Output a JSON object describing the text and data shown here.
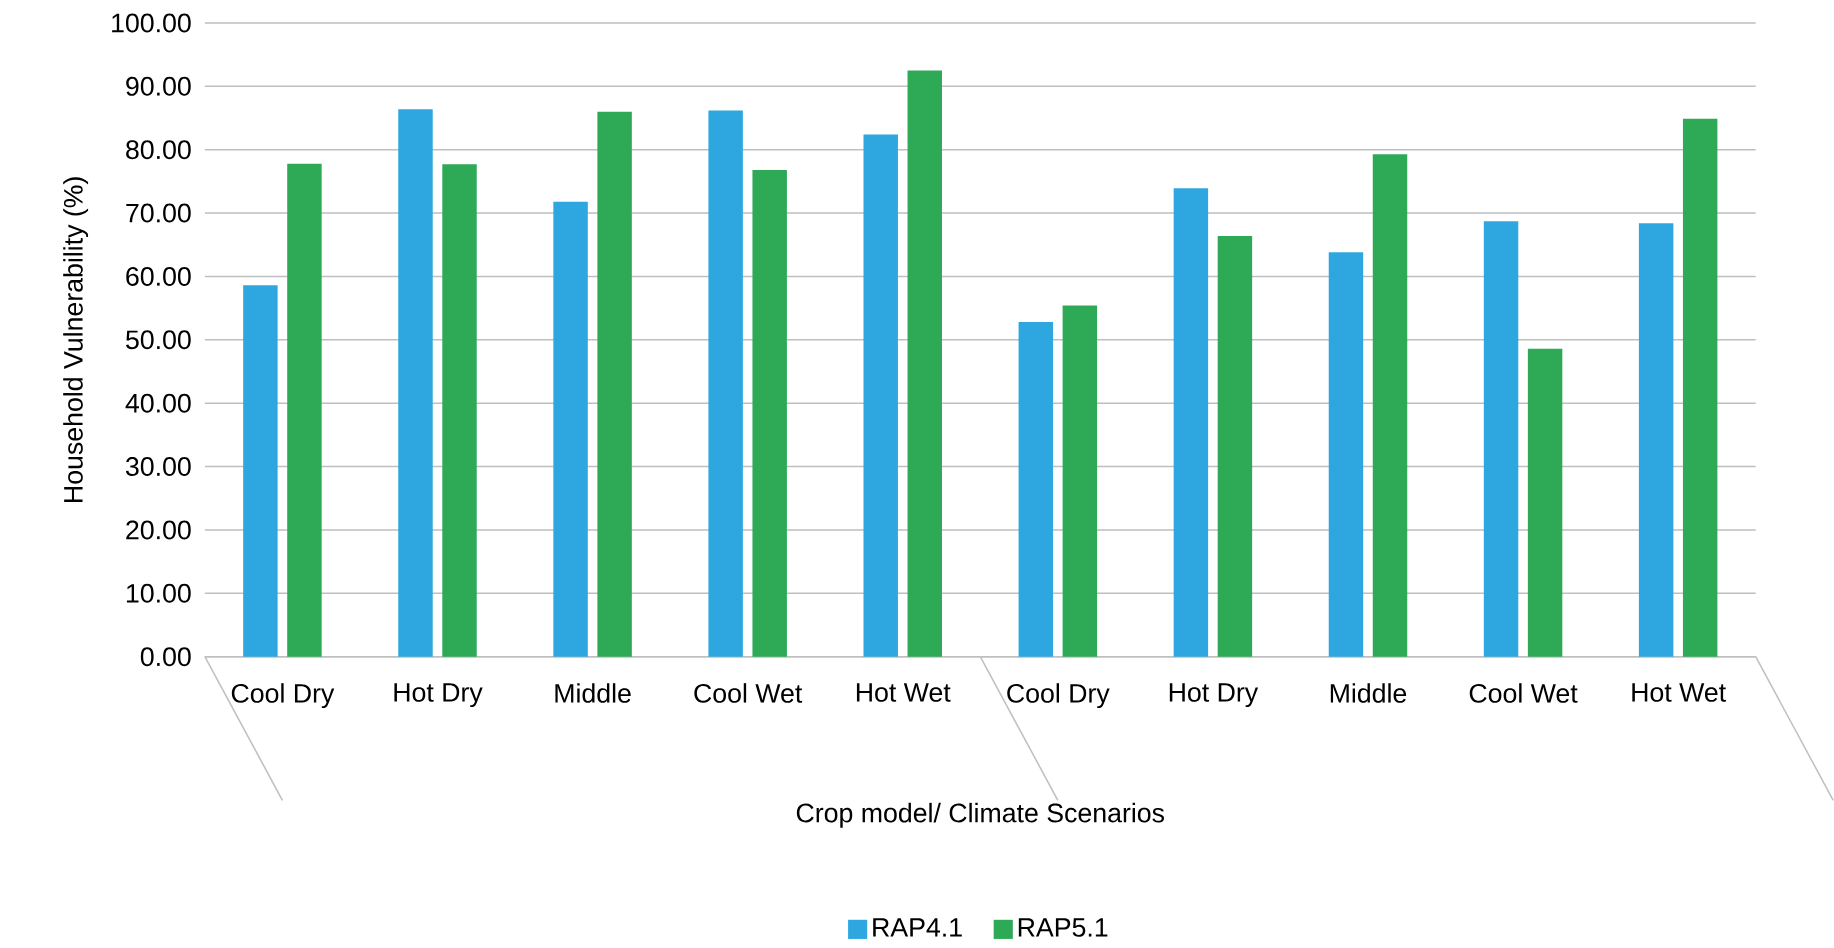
{
  "chart_data": {
    "type": "bar",
    "xlabel": "Crop model/ Climate Scenarios",
    "ylabel": "Household Vulnerability (%)",
    "categories": [
      "Cool Dry",
      "Hot Dry",
      "Middle",
      "Cool Wet",
      "Hot Wet",
      "Cool Dry",
      "Hot Dry",
      "Middle",
      "Cool Wet",
      "Hot Wet"
    ],
    "series": [
      {
        "name": "RAP4.1",
        "color": "#2ea7e0",
        "values": [
          58.6,
          86.4,
          71.8,
          86.2,
          82.4,
          52.8,
          73.9,
          63.8,
          68.7,
          68.4
        ]
      },
      {
        "name": "RAP5.1",
        "color": "#2eaa57",
        "values": [
          77.8,
          77.7,
          86.0,
          76.8,
          92.5,
          55.4,
          66.4,
          79.3,
          48.6,
          84.9
        ]
      }
    ],
    "ylim": [
      0,
      100
    ],
    "yticks": [
      {
        "value": 0,
        "label": "0.00"
      },
      {
        "value": 10,
        "label": "10.00"
      },
      {
        "value": 20,
        "label": "20.00"
      },
      {
        "value": 30,
        "label": "30.00"
      },
      {
        "value": 40,
        "label": "40.00"
      },
      {
        "value": 50,
        "label": "50.00"
      },
      {
        "value": 60,
        "label": "60.00"
      },
      {
        "value": 70,
        "label": "70.00"
      },
      {
        "value": 80,
        "label": "80.00"
      },
      {
        "value": 90,
        "label": "90.00"
      },
      {
        "value": 100,
        "label": "100.00"
      }
    ],
    "grid": "y",
    "legend": "bottom"
  }
}
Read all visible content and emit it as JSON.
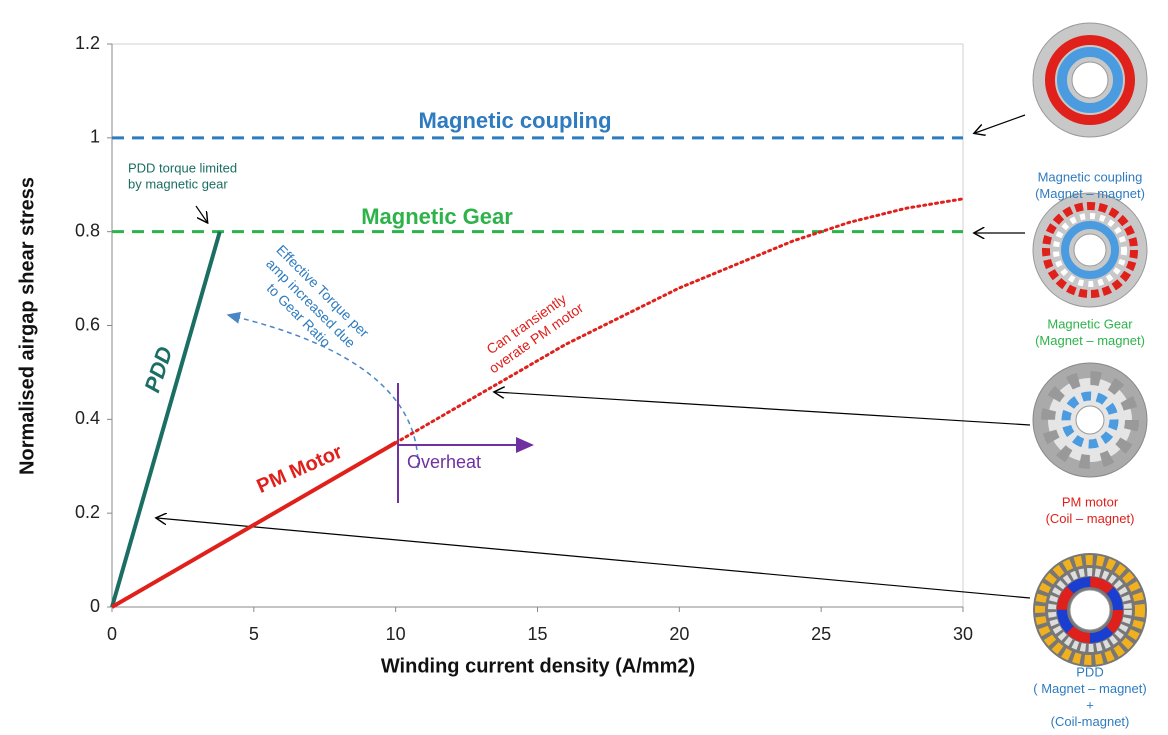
{
  "chart_data": {
    "type": "line",
    "x_label": "Winding current density (A/mm2)",
    "y_label": "Normalised airgap shear stress",
    "xlim": [
      0,
      30
    ],
    "xticks": [
      0,
      5,
      10,
      15,
      20,
      25,
      30
    ],
    "ylim": [
      0,
      1.2
    ],
    "yticks": [
      0,
      0.2,
      0.4,
      0.6,
      0.8,
      1,
      1.2
    ],
    "series": [
      {
        "name": "Magnetic coupling",
        "color": "#2e7bbf",
        "style": "dashed",
        "x": [
          0,
          30
        ],
        "values": [
          1,
          1
        ]
      },
      {
        "name": "Magnetic Gear",
        "color": "#2db34a",
        "style": "dashed",
        "x": [
          0,
          30
        ],
        "values": [
          0.8,
          0.8
        ]
      },
      {
        "name": "PDD",
        "color": "#1a6e63",
        "style": "solid",
        "x": [
          0,
          3.8
        ],
        "values": [
          0,
          0.8
        ]
      },
      {
        "name": "PM Motor",
        "color": "#e0201b",
        "style": "solid",
        "x": [
          0,
          10
        ],
        "values": [
          0,
          0.35
        ]
      },
      {
        "color": "#e0201b",
        "style": "dotted",
        "x": [
          10,
          12,
          14,
          16,
          18,
          20,
          22,
          24,
          26,
          28,
          30
        ],
        "values": [
          0.35,
          0.42,
          0.49,
          0.56,
          0.62,
          0.68,
          0.73,
          0.78,
          0.82,
          0.85,
          0.87
        ]
      }
    ],
    "annotations": {
      "pdd_limit": [
        "PDD torque limited",
        "by magnetic gear"
      ],
      "effective": [
        "Effective Torque per",
        "amp increased due",
        "to Gear Ratio"
      ],
      "transient": [
        "Can transiently",
        "overate  PM motor"
      ],
      "overheat": "Overheat"
    },
    "machines": [
      {
        "lines": [
          "Magnetic coupling",
          "(Magnet – magnet)"
        ],
        "color": "#2e7bbf"
      },
      {
        "lines": [
          "Magnetic Gear",
          "(Magnet – magnet)"
        ],
        "color": "#2db34a"
      },
      {
        "lines": [
          "PM motor",
          "(Coil – magnet)"
        ],
        "color": "#e0201b"
      },
      {
        "lines": [
          "PDD",
          "( Magnet – magnet)",
          "+",
          "(Coil-magnet)"
        ],
        "color": "#2e7bbf"
      }
    ]
  }
}
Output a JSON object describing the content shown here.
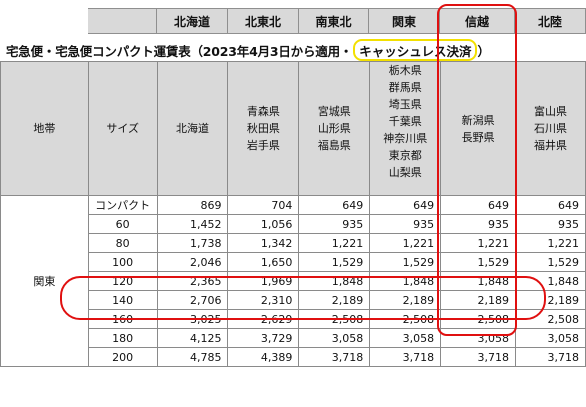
{
  "top_header": {
    "columns": [
      "北海道",
      "北東北",
      "南東北",
      "関東",
      "信越",
      "北陸"
    ]
  },
  "title": {
    "prefix": "宅急便・宅急便コンパクト運賃表（2023年4月3日から適用・",
    "highlight": "キャッシュレス決済",
    "suffix": "）"
  },
  "table": {
    "col_headers": {
      "zone": "地帯",
      "size": "サイズ",
      "destinations": [
        [
          "北海道"
        ],
        [
          "青森県",
          "秋田県",
          "岩手県"
        ],
        [
          "宮城県",
          "山形県",
          "福島県"
        ],
        [
          "栃木県",
          "群馬県",
          "埼玉県",
          "千葉県",
          "神奈川県",
          "東京都",
          "山梨県"
        ],
        [
          "新潟県",
          "長野県"
        ],
        [
          "富山県",
          "石川県",
          "福井県"
        ]
      ]
    },
    "origin_region": "関東",
    "rows": [
      {
        "size": "コンパクト",
        "values": [
          "869",
          "704",
          "649",
          "649",
          "649",
          "649"
        ]
      },
      {
        "size": "60",
        "values": [
          "1,452",
          "1,056",
          "935",
          "935",
          "935",
          "935"
        ]
      },
      {
        "size": "80",
        "values": [
          "1,738",
          "1,342",
          "1,221",
          "1,221",
          "1,221",
          "1,221"
        ]
      },
      {
        "size": "100",
        "values": [
          "2,046",
          "1,650",
          "1,529",
          "1,529",
          "1,529",
          "1,529"
        ]
      },
      {
        "size": "120",
        "values": [
          "2,365",
          "1,969",
          "1,848",
          "1,848",
          "1,848",
          "1,848"
        ]
      },
      {
        "size": "140",
        "values": [
          "2,706",
          "2,310",
          "2,189",
          "2,189",
          "2,189",
          "2,189"
        ]
      },
      {
        "size": "160",
        "values": [
          "3,025",
          "2,629",
          "2,508",
          "2,508",
          "2,508",
          "2,508"
        ]
      },
      {
        "size": "180",
        "values": [
          "4,125",
          "3,729",
          "3,058",
          "3,058",
          "3,058",
          "3,058"
        ]
      },
      {
        "size": "200",
        "values": [
          "4,785",
          "4,389",
          "3,718",
          "3,718",
          "3,718",
          "3,718"
        ]
      }
    ]
  },
  "colors": {
    "header_bg": "#d9d9d9",
    "highlight_ring": "#e01010",
    "title_highlight": "#f3e000"
  }
}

= = = =

# [REQUEST]
From the records above, pull out each line that has "Output".

# [ANSWER TO THIS PROBLEM]
Output a JSON object describing the text and data shown here.
Output a JSON object describing the content shown here.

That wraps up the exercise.